Task prompt
Reproduce exactly the lines from the one containing "Extract the structured" through the end of the entries, including both. Drop the pictures.

Input

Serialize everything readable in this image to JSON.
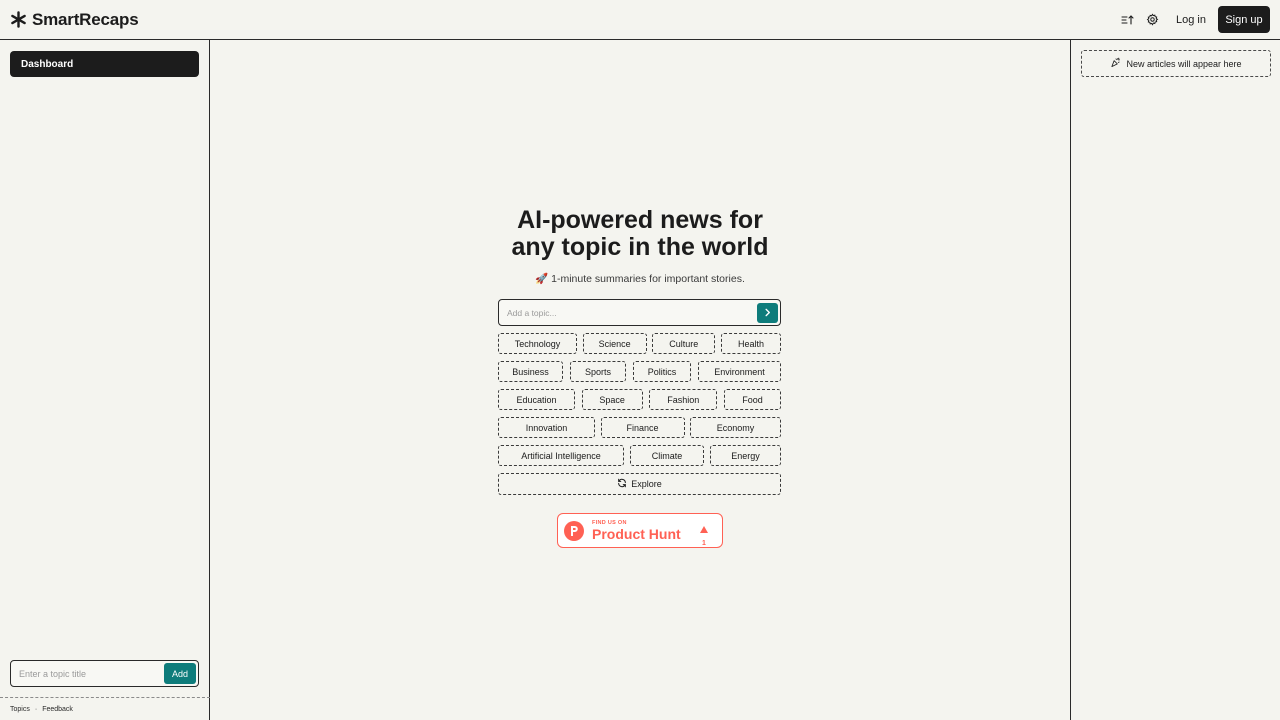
{
  "header": {
    "brand_name": "SmartRecaps",
    "login_label": "Log in",
    "signup_label": "Sign up"
  },
  "sidebar": {
    "dashboard_label": "Dashboard",
    "topic_input_placeholder": "Enter a topic title",
    "add_label": "Add",
    "footer_topics": "Topics",
    "footer_separator": "·",
    "footer_feedback": "Feedback"
  },
  "right_panel": {
    "new_articles_label": "New articles will appear here"
  },
  "main": {
    "title_line1": "AI-powered news for",
    "title_line2": "any topic in the world",
    "subtitle": "🚀 1-minute summaries for important stories.",
    "search_placeholder": "Add a topic...",
    "topic_rows": [
      [
        "Technology",
        "Science",
        "Culture",
        "Health"
      ],
      [
        "Business",
        "Sports",
        "Politics",
        "Environment"
      ],
      [
        "Education",
        "Space",
        "Fashion",
        "Food"
      ],
      [
        "Innovation",
        "Finance",
        "Economy"
      ],
      [
        "Artificial Intelligence",
        "Climate",
        "Energy"
      ]
    ],
    "explore_label": "Explore"
  },
  "product_hunt": {
    "small_text": "FIND US ON",
    "big_text": "Product Hunt",
    "votes": "1"
  },
  "colors": {
    "accent": "#0e7c7b",
    "dark": "#1c1c1c",
    "background": "#f4f4ef",
    "product_hunt": "#ff6154"
  }
}
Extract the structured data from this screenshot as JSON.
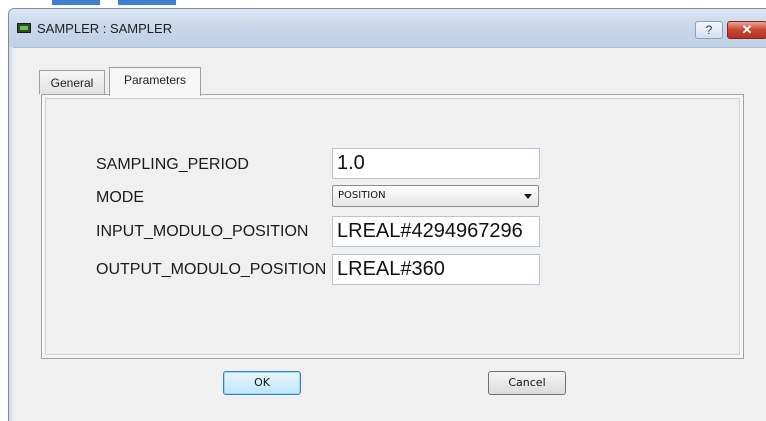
{
  "window": {
    "title": "SAMPLER : SAMPLER",
    "help_glyph": "?",
    "close_glyph": "✕"
  },
  "tabs": [
    {
      "label": "General",
      "active": false
    },
    {
      "label": "Parameters",
      "active": true
    }
  ],
  "parameters": {
    "sampling_period": {
      "label": "SAMPLING_PERIOD",
      "value": "1.0"
    },
    "mode": {
      "label": "MODE",
      "value": "POSITION"
    },
    "input_modulo_position": {
      "label": "INPUT_MODULO_POSITION",
      "value": "LREAL#4294967296"
    },
    "output_modulo_position": {
      "label": "OUTPUT_MODULO_POSITION",
      "value": "LREAL#360"
    }
  },
  "buttons": {
    "ok": "OK",
    "cancel": "Cancel"
  },
  "colors": {
    "titlebar": "#c7d7ea",
    "close_button": "#c8452f",
    "dialog_background": "#f0f0f0"
  }
}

Full answer
Extract the structured data from this screenshot as JSON.
{
  "window": {
    "title": "SAMPLER : SAMPLER",
    "help_glyph": "?",
    "close_glyph": "✕"
  },
  "tabs": [
    {
      "label": "General",
      "active": false
    },
    {
      "label": "Parameters",
      "active": true
    }
  ],
  "parameters": {
    "sampling_period": {
      "label": "SAMPLING_PERIOD",
      "value": "1.0"
    },
    "mode": {
      "label": "MODE",
      "value": "POSITION"
    },
    "input_modulo_position": {
      "label": "INPUT_MODULO_POSITION",
      "value": "LREAL#4294967296"
    },
    "output_modulo_position": {
      "label": "OUTPUT_MODULO_POSITION",
      "value": "LREAL#360"
    }
  },
  "buttons": {
    "ok": "OK",
    "cancel": "Cancel"
  },
  "colors": {
    "titlebar": "#c7d7ea",
    "close_button": "#c8452f",
    "dialog_background": "#f0f0f0"
  }
}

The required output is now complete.